Dataset records ->

_ _ _ _

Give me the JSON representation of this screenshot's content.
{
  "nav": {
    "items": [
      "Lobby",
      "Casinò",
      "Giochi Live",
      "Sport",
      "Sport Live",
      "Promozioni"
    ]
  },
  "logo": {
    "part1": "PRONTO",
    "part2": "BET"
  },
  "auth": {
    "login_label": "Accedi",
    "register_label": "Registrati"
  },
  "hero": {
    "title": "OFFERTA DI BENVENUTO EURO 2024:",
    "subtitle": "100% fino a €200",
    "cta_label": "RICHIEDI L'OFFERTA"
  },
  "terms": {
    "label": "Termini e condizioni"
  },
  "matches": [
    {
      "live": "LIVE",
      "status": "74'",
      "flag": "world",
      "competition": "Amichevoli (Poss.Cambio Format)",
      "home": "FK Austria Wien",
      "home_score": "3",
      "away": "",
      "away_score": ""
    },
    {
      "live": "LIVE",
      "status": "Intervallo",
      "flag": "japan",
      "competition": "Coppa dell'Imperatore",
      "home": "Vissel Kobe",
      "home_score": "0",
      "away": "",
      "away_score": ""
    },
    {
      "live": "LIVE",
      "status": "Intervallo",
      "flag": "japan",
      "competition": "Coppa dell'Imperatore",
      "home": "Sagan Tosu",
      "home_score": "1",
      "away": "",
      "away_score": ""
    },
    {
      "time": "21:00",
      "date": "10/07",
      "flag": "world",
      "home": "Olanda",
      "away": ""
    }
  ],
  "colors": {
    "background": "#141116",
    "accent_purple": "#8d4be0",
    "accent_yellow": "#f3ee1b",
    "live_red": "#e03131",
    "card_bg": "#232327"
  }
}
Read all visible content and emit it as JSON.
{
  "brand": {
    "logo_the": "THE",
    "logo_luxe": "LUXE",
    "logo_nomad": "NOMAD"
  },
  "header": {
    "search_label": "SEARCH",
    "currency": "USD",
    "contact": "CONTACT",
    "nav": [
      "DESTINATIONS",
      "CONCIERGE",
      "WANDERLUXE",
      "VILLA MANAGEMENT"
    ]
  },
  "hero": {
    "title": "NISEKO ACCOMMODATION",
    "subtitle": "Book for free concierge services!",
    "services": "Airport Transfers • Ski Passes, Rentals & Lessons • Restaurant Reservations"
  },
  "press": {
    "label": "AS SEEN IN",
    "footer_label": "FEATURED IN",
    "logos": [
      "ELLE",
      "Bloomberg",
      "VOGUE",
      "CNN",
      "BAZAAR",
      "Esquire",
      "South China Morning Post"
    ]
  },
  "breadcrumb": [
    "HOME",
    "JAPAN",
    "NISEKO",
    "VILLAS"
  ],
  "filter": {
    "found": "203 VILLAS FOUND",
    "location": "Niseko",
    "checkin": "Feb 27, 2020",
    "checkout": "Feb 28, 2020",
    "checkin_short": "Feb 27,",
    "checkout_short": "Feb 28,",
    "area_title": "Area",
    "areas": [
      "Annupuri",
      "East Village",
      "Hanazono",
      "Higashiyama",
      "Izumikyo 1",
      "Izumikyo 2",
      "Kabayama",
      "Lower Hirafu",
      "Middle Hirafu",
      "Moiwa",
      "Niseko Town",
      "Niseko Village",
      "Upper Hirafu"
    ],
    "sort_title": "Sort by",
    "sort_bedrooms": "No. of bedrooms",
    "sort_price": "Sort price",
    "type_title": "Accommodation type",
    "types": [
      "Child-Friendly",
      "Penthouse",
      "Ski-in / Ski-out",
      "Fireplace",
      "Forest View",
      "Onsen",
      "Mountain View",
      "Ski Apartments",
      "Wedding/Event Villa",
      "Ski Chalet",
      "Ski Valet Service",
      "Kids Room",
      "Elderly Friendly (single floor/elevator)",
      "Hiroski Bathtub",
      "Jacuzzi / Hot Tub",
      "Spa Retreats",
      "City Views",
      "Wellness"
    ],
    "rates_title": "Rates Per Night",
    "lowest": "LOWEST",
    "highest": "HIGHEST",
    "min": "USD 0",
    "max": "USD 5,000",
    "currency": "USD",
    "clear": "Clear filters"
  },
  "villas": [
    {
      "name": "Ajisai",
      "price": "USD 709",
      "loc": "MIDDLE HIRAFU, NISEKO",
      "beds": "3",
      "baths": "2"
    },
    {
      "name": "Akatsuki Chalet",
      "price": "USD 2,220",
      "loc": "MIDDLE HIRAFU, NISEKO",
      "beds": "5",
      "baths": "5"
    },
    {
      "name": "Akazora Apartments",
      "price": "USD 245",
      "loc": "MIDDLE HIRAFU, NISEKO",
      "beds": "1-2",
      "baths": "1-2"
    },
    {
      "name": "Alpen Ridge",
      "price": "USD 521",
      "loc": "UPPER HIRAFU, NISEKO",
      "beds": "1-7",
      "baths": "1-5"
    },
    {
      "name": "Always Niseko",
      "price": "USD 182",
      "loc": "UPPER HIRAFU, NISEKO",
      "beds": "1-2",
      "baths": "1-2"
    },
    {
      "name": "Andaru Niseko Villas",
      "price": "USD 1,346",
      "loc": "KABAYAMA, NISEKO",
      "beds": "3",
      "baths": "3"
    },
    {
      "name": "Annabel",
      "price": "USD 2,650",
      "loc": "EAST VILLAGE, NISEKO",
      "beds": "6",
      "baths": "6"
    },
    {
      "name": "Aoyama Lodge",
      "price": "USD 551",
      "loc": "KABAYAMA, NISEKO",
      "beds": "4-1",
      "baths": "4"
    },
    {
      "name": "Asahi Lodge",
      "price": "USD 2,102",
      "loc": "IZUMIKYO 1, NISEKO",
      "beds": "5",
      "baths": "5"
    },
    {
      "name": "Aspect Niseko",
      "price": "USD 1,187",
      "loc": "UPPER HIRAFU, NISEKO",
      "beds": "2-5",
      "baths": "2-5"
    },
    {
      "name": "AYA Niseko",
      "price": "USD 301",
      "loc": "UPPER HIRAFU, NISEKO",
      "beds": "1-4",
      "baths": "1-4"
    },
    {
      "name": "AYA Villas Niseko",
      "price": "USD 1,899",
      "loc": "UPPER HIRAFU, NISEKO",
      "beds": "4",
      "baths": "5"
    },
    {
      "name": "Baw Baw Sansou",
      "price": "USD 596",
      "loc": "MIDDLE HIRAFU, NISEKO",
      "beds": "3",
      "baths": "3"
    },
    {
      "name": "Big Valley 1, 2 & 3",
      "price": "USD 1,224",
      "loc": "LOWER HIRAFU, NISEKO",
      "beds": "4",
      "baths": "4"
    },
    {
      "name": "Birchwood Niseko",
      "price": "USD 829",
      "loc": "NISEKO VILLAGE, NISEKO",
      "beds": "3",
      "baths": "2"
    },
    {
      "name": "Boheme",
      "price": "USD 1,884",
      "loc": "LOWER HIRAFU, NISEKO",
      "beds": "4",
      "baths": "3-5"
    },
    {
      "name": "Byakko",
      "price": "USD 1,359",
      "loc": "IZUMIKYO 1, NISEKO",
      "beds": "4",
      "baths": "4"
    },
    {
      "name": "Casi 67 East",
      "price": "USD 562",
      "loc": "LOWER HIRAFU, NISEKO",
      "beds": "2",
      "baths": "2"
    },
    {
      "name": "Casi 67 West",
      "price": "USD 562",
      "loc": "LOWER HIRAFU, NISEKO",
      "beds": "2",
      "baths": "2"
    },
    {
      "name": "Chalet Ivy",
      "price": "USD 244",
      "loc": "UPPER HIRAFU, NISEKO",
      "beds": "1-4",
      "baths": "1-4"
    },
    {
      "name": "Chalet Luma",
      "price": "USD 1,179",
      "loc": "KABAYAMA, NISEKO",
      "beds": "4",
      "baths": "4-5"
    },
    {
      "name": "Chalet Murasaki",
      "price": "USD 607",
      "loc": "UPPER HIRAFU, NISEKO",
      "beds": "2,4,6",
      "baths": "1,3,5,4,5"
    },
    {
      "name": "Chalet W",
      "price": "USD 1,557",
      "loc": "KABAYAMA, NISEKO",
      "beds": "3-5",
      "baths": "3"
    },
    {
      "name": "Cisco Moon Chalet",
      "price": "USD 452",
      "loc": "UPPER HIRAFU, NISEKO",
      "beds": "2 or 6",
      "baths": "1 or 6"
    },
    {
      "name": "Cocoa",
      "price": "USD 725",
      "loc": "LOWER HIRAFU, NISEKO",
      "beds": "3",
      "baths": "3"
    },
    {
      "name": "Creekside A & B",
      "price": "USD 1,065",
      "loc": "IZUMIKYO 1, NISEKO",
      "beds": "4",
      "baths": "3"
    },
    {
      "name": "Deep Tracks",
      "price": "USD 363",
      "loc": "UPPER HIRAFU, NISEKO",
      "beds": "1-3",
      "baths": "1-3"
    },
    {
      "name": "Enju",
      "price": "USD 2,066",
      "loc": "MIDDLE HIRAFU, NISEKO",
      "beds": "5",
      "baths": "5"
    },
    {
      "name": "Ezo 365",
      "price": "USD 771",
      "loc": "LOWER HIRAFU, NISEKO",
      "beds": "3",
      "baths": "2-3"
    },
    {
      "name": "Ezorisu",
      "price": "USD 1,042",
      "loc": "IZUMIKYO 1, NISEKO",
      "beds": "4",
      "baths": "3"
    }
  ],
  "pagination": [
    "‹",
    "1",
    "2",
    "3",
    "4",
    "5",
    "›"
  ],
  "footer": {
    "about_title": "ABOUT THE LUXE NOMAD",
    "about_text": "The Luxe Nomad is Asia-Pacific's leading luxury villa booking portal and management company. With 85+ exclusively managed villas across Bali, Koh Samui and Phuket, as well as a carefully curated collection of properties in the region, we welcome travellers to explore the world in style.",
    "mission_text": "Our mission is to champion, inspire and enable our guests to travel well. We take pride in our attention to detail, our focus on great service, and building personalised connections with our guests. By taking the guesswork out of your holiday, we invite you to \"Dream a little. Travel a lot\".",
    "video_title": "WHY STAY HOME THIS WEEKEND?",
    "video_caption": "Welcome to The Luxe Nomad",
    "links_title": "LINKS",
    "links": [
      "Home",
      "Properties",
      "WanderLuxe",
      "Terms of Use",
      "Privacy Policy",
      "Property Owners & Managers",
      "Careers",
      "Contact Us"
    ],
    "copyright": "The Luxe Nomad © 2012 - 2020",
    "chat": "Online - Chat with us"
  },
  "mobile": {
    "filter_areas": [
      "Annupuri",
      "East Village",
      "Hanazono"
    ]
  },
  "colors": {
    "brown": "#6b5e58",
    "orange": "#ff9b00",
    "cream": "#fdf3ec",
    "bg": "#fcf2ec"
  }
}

_ _ _ _

Task to complete -> How many lines in these records hold the string "Apartments"? Reply with the number alone.

Output of the exercise -> 2